=== Exercise instructions ===
Pictures don't belong in the copy; print all the records exactly.

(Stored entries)
———
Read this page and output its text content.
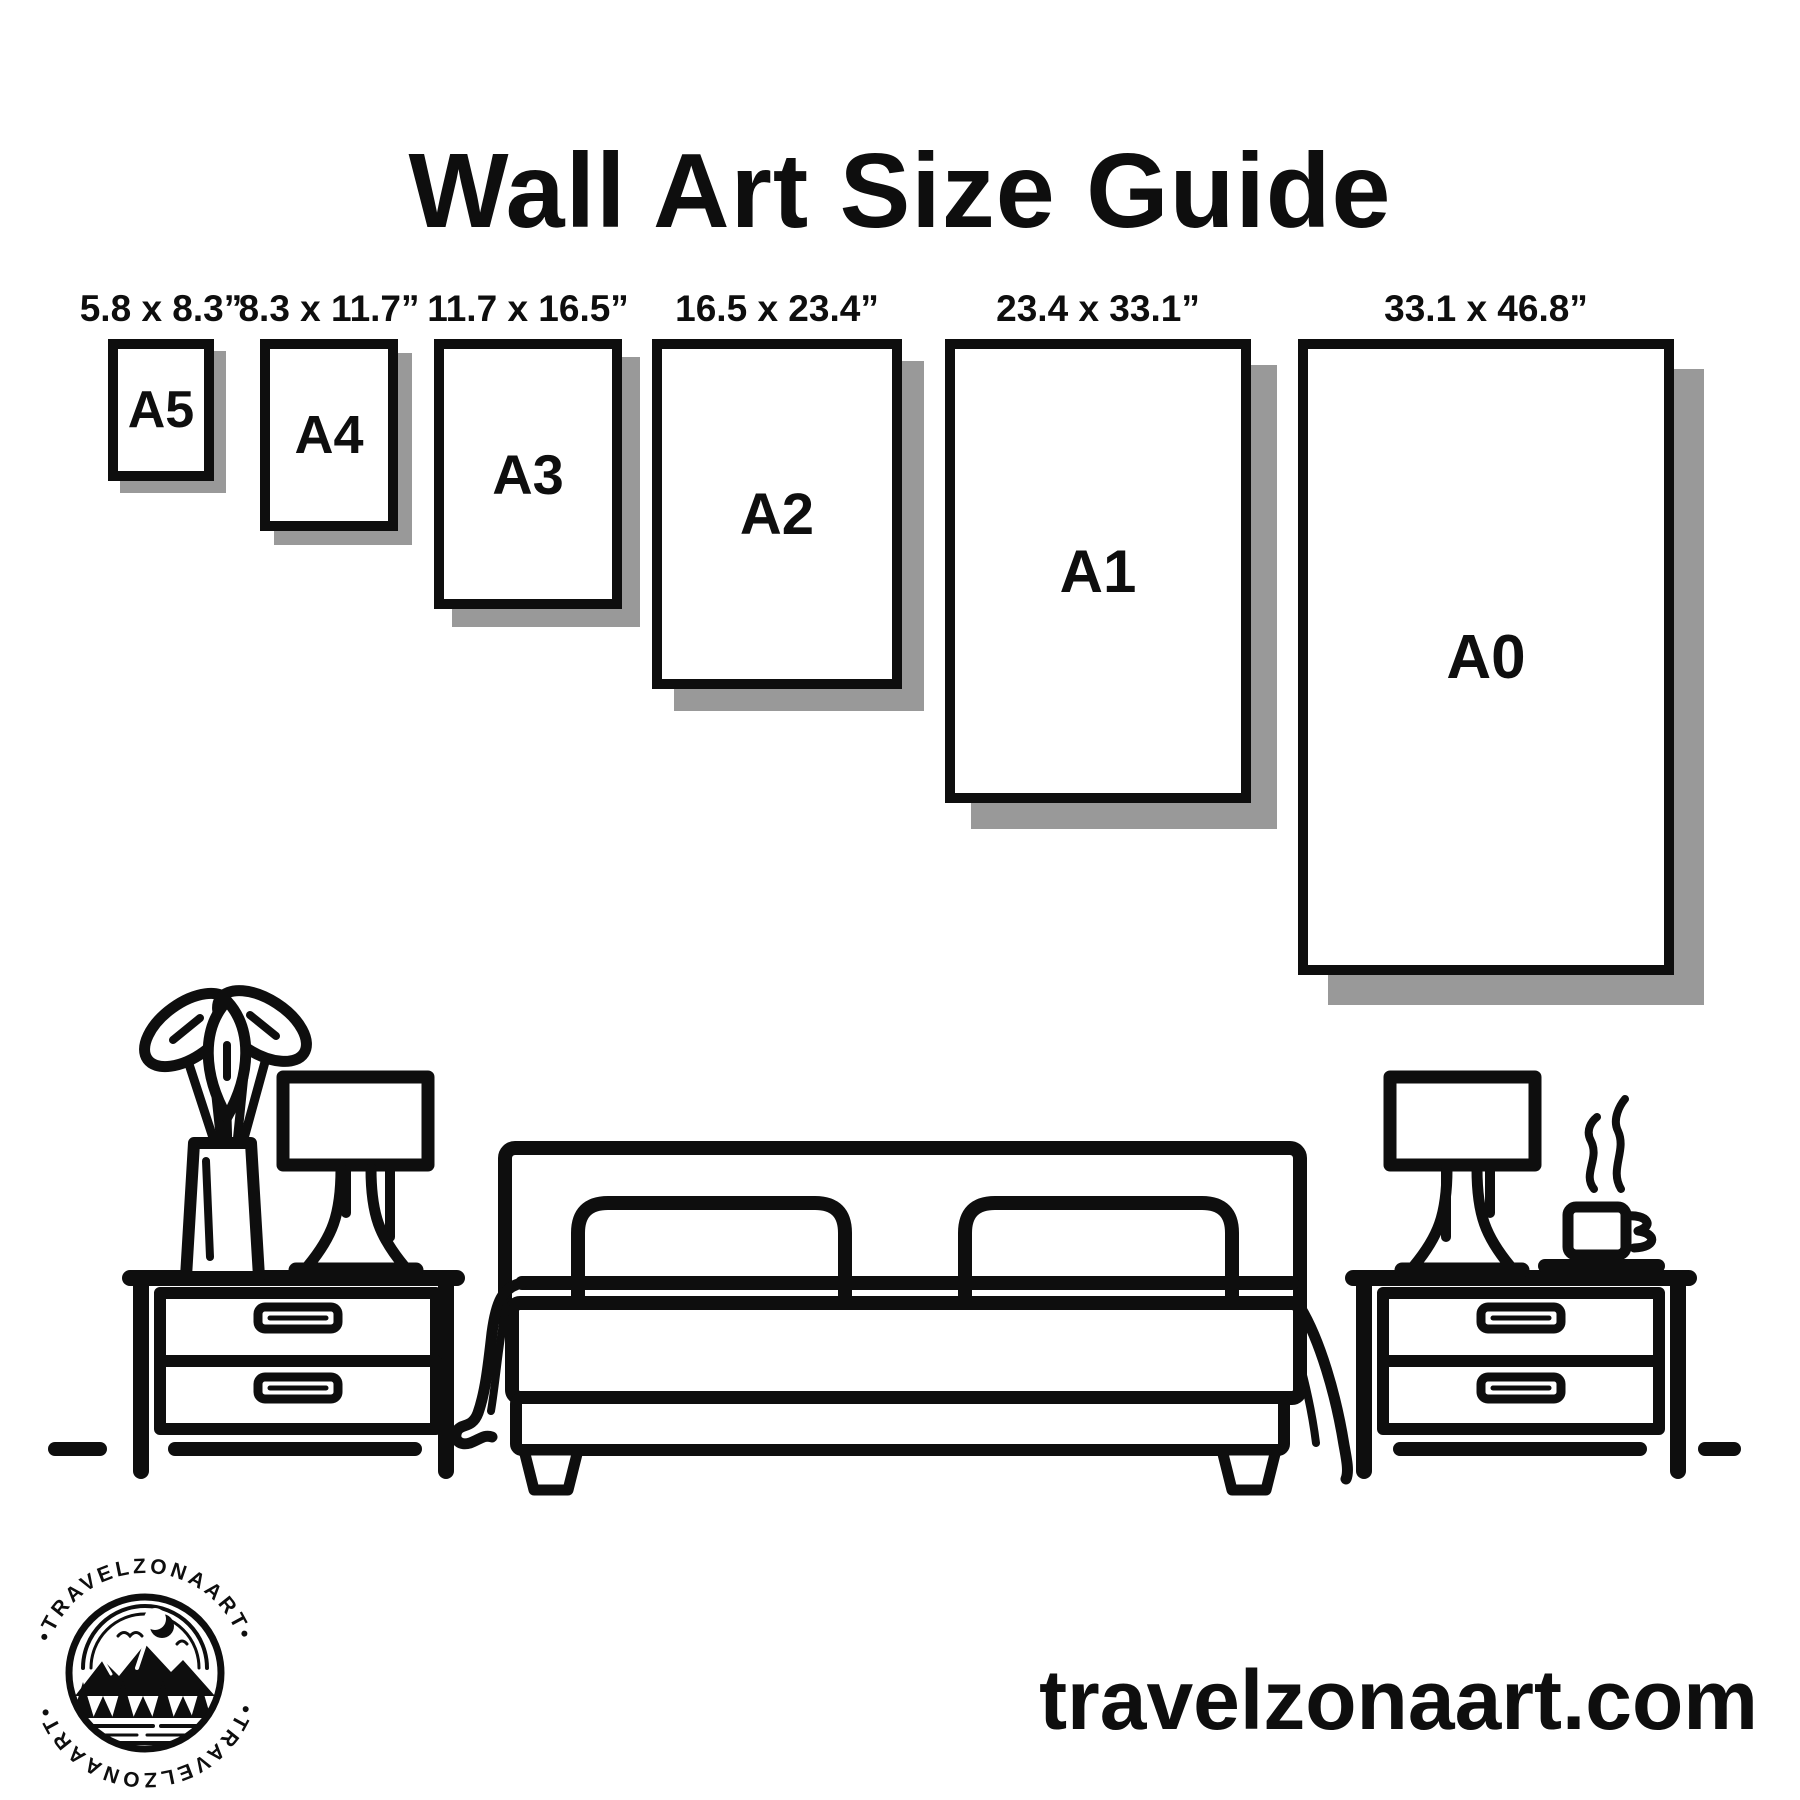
Wall Art Size Guide
5.8 x 8.3”
8.3 x 11.7” 11.7 x 16.5”	16.5 x 23.4”	23.4 x 33.1”	33.1 x 46.8”
A5 A4
A3
A2
A1
A0
•TRAVELZONAART•
•TRAVELZONAART•	travelzonaart.com
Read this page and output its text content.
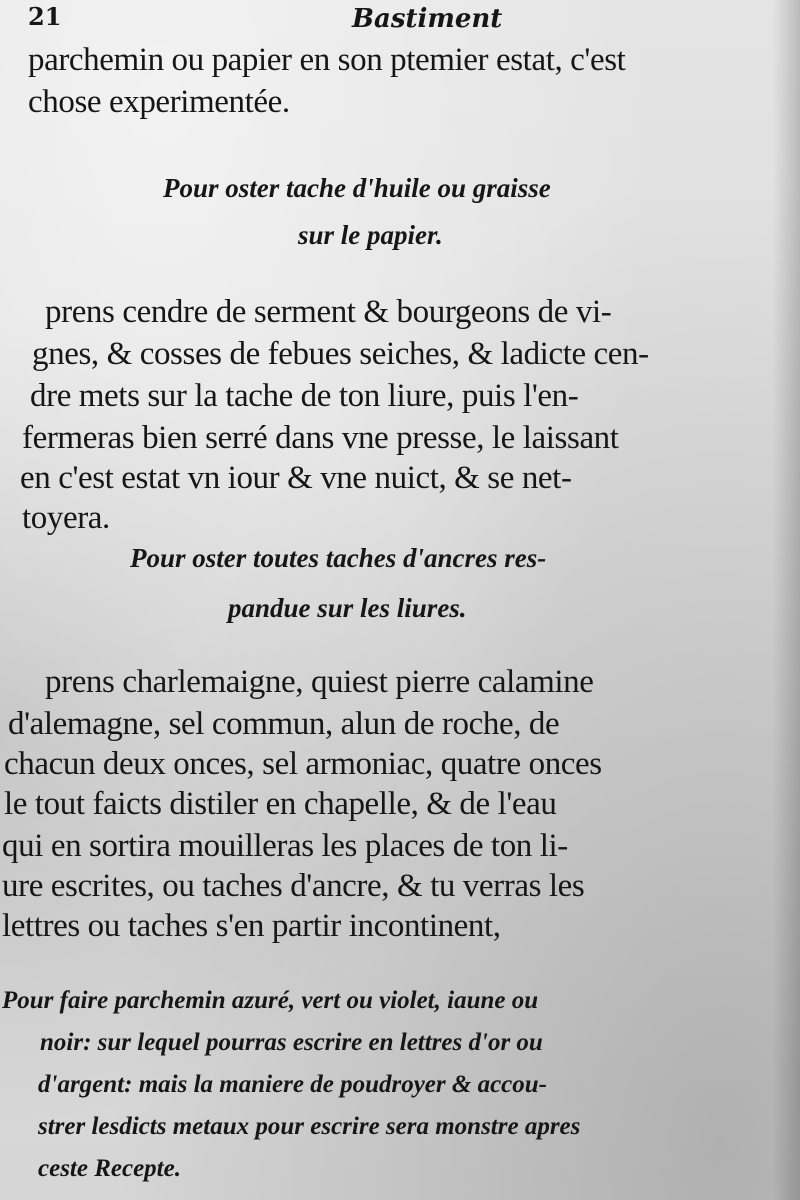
21	Bastiment
parchemin ou papier en son ptemier estat, c'est
chose experimentée.
Pour oster tache d'huile ou graisse
sur le papier.
prens cendre de serment & bourgeons de vi-
gnes, & cosses de febues seiches, & ladicte cen-
dre mets sur la tache de ton liure, puis l'en-
fermeras bien serré dans vne presse, le laissant
en c'est estat vn iour & vne nuict, & se net-
toyera.
Pour oster toutes taches d'ancres res-
pandue sur les liures.
prens charlemaigne, quiest pierre calamine
d'alemagne, sel commun, alun de roche, de
chacun deux onces, sel armoniac, quatre onces
le tout faicts distiler en chapelle, & de l'eau
qui en sortira mouilleras les places de ton li-
ure escrites, ou taches d'ancre, & tu verras les
lettres ou taches s'en partir incontinent,
Pour faire parchemin azuré, vert ou violet, iaune ou
noir: sur lequel pourras escrire en lettres d'or ou
d'argent: mais la maniere de poudroyer & accou-
strer lesdicts metaux pour escrire sera monstre apres
ceste Recepte.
———
=== Answer to the exercise ===
Read this page and output its text content.
Wall Art Size Guide
5.8 x 8.3”
8.3 x 11.7” 11.7 x 16.5”	16.5 x 23.4”	23.4 x 33.1”	33.1 x 46.8”
A5 A4
A3
A2
A1
A0
•TRAVELZONAART•
•TRAVELZONAART•	travelzonaart.com
Read this page and output its text content.
21	Bastiment
parchemin ou papier en son ptemier estat, c'est
chose experimentée.
Pour oster tache d'huile ou graisse
sur le papier.
prens cendre de serment & bourgeons de vi-
gnes, & cosses de febues seiches, & ladicte cen-
dre mets sur la tache de ton liure, puis l'en-
fermeras bien serré dans vne presse, le laissant
en c'est estat vn iour & vne nuict, & se net-
toyera.
Pour oster toutes taches d'ancres res-
pandue sur les liures.
prens charlemaigne, quiest pierre calamine
d'alemagne, sel commun, alun de roche, de
chacun deux onces, sel armoniac, quatre onces
le tout faicts distiler en chapelle, & de l'eau
qui en sortira mouilleras les places de ton li-
ure escrites, ou taches d'ancre, & tu verras les
lettres ou taches s'en partir incontinent,
Pour faire parchemin azuré, vert ou violet, iaune ou
noir: sur lequel pourras escrire en lettres d'or ou
d'argent: mais la maniere de poudroyer & accou-
strer lesdicts metaux pour escrire sera monstre apres
ceste Recepte.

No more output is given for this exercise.